■ Your task ■
Reproduce the listing that follows with no differences at all.

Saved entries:
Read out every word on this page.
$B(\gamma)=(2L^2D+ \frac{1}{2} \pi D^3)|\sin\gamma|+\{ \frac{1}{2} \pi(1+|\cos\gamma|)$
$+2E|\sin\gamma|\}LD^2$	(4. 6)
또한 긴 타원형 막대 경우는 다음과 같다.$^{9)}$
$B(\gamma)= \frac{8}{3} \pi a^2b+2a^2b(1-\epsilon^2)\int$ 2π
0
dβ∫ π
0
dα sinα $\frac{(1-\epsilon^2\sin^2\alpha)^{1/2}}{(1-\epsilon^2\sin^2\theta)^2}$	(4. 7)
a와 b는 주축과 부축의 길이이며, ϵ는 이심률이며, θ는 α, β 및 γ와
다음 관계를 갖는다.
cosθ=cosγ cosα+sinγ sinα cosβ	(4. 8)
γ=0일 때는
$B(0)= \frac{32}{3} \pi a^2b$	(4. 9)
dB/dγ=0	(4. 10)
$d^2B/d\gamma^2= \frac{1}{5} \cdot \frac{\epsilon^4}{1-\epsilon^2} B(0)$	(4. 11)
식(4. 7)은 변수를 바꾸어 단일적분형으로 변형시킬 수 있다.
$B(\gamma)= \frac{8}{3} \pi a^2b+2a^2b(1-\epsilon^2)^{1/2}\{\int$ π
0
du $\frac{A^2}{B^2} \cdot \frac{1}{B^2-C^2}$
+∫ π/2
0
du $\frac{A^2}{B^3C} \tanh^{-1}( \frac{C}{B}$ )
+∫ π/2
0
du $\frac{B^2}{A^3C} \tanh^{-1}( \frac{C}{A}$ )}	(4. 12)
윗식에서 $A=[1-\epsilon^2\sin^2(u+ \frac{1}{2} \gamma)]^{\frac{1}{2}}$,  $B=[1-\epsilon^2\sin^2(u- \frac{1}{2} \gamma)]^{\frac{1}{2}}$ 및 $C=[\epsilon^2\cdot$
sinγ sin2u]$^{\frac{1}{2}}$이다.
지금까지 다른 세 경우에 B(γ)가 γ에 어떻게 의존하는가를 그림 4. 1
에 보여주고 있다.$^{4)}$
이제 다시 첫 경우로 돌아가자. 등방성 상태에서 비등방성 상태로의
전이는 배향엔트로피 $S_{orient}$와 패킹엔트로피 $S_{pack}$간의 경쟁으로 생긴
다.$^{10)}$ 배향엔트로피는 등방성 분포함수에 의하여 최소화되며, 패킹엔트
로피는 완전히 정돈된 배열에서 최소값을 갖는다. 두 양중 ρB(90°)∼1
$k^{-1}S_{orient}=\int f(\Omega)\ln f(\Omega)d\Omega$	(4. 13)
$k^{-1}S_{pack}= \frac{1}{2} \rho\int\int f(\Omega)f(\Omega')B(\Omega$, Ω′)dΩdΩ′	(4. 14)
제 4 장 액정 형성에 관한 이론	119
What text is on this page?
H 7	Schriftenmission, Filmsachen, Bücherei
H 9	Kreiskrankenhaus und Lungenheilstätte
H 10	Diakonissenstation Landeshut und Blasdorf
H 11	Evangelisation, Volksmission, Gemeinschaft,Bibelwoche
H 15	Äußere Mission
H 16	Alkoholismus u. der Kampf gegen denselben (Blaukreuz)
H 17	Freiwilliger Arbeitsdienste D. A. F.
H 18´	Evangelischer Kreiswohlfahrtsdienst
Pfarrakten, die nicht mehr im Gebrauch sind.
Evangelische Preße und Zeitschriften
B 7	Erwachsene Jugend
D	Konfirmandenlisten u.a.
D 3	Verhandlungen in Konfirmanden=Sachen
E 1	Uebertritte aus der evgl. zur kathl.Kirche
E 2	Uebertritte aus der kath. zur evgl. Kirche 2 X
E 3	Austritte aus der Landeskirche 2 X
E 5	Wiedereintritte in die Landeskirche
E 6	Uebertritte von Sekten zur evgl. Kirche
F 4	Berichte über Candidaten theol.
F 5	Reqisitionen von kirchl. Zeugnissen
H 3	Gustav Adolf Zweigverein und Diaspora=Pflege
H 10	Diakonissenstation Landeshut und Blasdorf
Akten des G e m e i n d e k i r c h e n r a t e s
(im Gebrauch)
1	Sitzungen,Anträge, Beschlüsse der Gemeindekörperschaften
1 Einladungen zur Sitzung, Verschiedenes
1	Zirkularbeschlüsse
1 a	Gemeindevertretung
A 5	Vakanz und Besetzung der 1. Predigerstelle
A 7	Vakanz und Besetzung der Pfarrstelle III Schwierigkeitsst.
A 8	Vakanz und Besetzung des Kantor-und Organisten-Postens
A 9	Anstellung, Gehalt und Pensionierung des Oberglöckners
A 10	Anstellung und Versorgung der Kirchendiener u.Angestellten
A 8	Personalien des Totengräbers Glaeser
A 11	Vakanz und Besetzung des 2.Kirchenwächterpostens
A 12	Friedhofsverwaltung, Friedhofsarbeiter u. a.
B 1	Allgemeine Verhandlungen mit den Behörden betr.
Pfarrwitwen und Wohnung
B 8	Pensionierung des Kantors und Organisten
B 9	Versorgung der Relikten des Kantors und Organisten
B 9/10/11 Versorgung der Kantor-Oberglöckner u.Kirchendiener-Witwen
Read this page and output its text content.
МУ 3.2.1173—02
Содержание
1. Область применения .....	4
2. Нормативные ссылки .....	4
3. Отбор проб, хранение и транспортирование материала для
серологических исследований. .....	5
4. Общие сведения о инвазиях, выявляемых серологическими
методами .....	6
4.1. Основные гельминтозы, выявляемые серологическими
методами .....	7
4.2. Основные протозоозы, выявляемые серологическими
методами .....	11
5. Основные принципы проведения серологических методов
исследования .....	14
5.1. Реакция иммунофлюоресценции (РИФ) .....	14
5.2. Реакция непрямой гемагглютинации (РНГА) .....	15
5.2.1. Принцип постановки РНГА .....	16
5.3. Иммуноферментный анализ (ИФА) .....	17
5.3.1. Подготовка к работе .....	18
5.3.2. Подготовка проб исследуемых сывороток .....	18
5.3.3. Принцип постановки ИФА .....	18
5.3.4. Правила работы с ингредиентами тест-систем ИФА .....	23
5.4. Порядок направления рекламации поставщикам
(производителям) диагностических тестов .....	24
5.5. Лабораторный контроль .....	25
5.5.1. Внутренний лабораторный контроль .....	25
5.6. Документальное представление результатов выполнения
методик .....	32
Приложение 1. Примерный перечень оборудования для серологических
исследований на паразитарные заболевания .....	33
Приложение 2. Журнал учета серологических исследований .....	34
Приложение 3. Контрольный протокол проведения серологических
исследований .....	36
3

■ Solved problem ■
Read out every word on this page.
$B(\gamma)=(2L^2D+ \frac{1}{2} \pi D^3)|\sin\gamma|+\{ \frac{1}{2} \pi(1+|\cos\gamma|)$
$+2E|\sin\gamma|\}LD^2$	(4. 6)
또한 긴 타원형 막대 경우는 다음과 같다.$^{9)}$
$B(\gamma)= \frac{8}{3} \pi a^2b+2a^2b(1-\epsilon^2)\int$ 2π
0
dβ∫ π
0
dα sinα $\frac{(1-\epsilon^2\sin^2\alpha)^{1/2}}{(1-\epsilon^2\sin^2\theta)^2}$	(4. 7)
a와 b는 주축과 부축의 길이이며, ϵ는 이심률이며, θ는 α, β 및 γ와
다음 관계를 갖는다.
cosθ=cosγ cosα+sinγ sinα cosβ	(4. 8)
γ=0일 때는
$B(0)= \frac{32}{3} \pi a^2b$	(4. 9)
dB/dγ=0	(4. 10)
$d^2B/d\gamma^2= \frac{1}{5} \cdot \frac{\epsilon^4}{1-\epsilon^2} B(0)$	(4. 11)
식(4. 7)은 변수를 바꾸어 단일적분형으로 변형시킬 수 있다.
$B(\gamma)= \frac{8}{3} \pi a^2b+2a^2b(1-\epsilon^2)^{1/2}\{\int$ π
0
du $\frac{A^2}{B^2} \cdot \frac{1}{B^2-C^2}$
+∫ π/2
0
du $\frac{A^2}{B^3C} \tanh^{-1}( \frac{C}{B}$ )
+∫ π/2
0
du $\frac{B^2}{A^3C} \tanh^{-1}( \frac{C}{A}$ )}	(4. 12)
윗식에서 $A=[1-\epsilon^2\sin^2(u+ \frac{1}{2} \gamma)]^{\frac{1}{2}}$,  $B=[1-\epsilon^2\sin^2(u- \frac{1}{2} \gamma)]^{\frac{1}{2}}$ 및 $C=[\epsilon^2\cdot$
sinγ sin2u]$^{\frac{1}{2}}$이다.
지금까지 다른 세 경우에 B(γ)가 γ에 어떻게 의존하는가를 그림 4. 1
에 보여주고 있다.$^{4)}$
이제 다시 첫 경우로 돌아가자. 등방성 상태에서 비등방성 상태로의
전이는 배향엔트로피 $S_{orient}$와 패킹엔트로피 $S_{pack}$간의 경쟁으로 생긴
다.$^{10)}$ 배향엔트로피는 등방성 분포함수에 의하여 최소화되며, 패킹엔트
로피는 완전히 정돈된 배열에서 최소값을 갖는다. 두 양중 ρB(90°)∼1
$k^{-1}S_{orient}=\int f(\Omega)\ln f(\Omega)d\Omega$	(4. 13)
$k^{-1}S_{pack}= \frac{1}{2} \rho\int\int f(\Omega)f(\Omega')B(\Omega$, Ω′)dΩdΩ′	(4. 14)
제 4 장 액정 형성에 관한 이론	119
What text is on this page?
H 7	Schriftenmission, Filmsachen, Bücherei
H 9	Kreiskrankenhaus und Lungenheilstätte
H 10	Diakonissenstation Landeshut und Blasdorf
H 11	Evangelisation, Volksmission, Gemeinschaft,Bibelwoche
H 15	Äußere Mission
H 16	Alkoholismus u. der Kampf gegen denselben (Blaukreuz)
H 17	Freiwilliger Arbeitsdienste D. A. F.
H 18´	Evangelischer Kreiswohlfahrtsdienst
Pfarrakten, die nicht mehr im Gebrauch sind.
Evangelische Preße und Zeitschriften
B 7	Erwachsene Jugend
D	Konfirmandenlisten u.a.
D 3	Verhandlungen in Konfirmanden=Sachen
E 1	Uebertritte aus der evgl. zur kathl.Kirche
E 2	Uebertritte aus der kath. zur evgl. Kirche 2 X
E 3	Austritte aus der Landeskirche 2 X
E 5	Wiedereintritte in die Landeskirche
E 6	Uebertritte von Sekten zur evgl. Kirche
F 4	Berichte über Candidaten theol.
F 5	Reqisitionen von kirchl. Zeugnissen
H 3	Gustav Adolf Zweigverein und Diaspora=Pflege
H 10	Diakonissenstation Landeshut und Blasdorf
Akten des G e m e i n d e k i r c h e n r a t e s
(im Gebrauch)
1	Sitzungen,Anträge, Beschlüsse der Gemeindekörperschaften
1 Einladungen zur Sitzung, Verschiedenes
1	Zirkularbeschlüsse
1 a	Gemeindevertretung
A 5	Vakanz und Besetzung der 1. Predigerstelle
A 7	Vakanz und Besetzung der Pfarrstelle III Schwierigkeitsst.
A 8	Vakanz und Besetzung des Kantor-und Organisten-Postens
A 9	Anstellung, Gehalt und Pensionierung des Oberglöckners
A 10	Anstellung und Versorgung der Kirchendiener u.Angestellten
A 8	Personalien des Totengräbers Glaeser
A 11	Vakanz und Besetzung des 2.Kirchenwächterpostens
A 12	Friedhofsverwaltung, Friedhofsarbeiter u. a.
B 1	Allgemeine Verhandlungen mit den Behörden betr.
Pfarrwitwen und Wohnung
B 8	Pensionierung des Kantors und Organisten
B 9	Versorgung der Relikten des Kantors und Organisten
B 9/10/11 Versorgung der Kantor-Oberglöckner u.Kirchendiener-Witwen
Read this page and output its text content.
МУ 3.2.1173—02
Содержание
1. Область применения .....	4
2. Нормативные ссылки .....	4
3. Отбор проб, хранение и транспортирование материала для
серологических исследований. .....	5
4. Общие сведения о инвазиях, выявляемых серологическими
методами .....	6
4.1. Основные гельминтозы, выявляемые серологическими
методами .....	7
4.2. Основные протозоозы, выявляемые серологическими
методами .....	11
5. Основные принципы проведения серологических методов
исследования .....	14
5.1. Реакция иммунофлюоресценции (РИФ) .....	14
5.2. Реакция непрямой гемагглютинации (РНГА) .....	15
5.2.1. Принцип постановки РНГА .....	16
5.3. Иммуноферментный анализ (ИФА) .....	17
5.3.1. Подготовка к работе .....	18
5.3.2. Подготовка проб исследуемых сывороток .....	18
5.3.3. Принцип постановки ИФА .....	18
5.3.4. Правила работы с ингредиентами тест-систем ИФА .....	23
5.4. Порядок направления рекламации поставщикам
(производителям) диагностических тестов .....	24
5.5. Лабораторный контроль .....	25
5.5.1. Внутренний лабораторный контроль .....	25
5.6. Документальное представление результатов выполнения
методик .....	32
Приложение 1. Примерный перечень оборудования для серологических
исследований на паразитарные заболевания .....	33
Приложение 2. Журнал учета серологических исследований .....	34
Приложение 3. Контрольный протокол проведения серологических
исследований .....	36
3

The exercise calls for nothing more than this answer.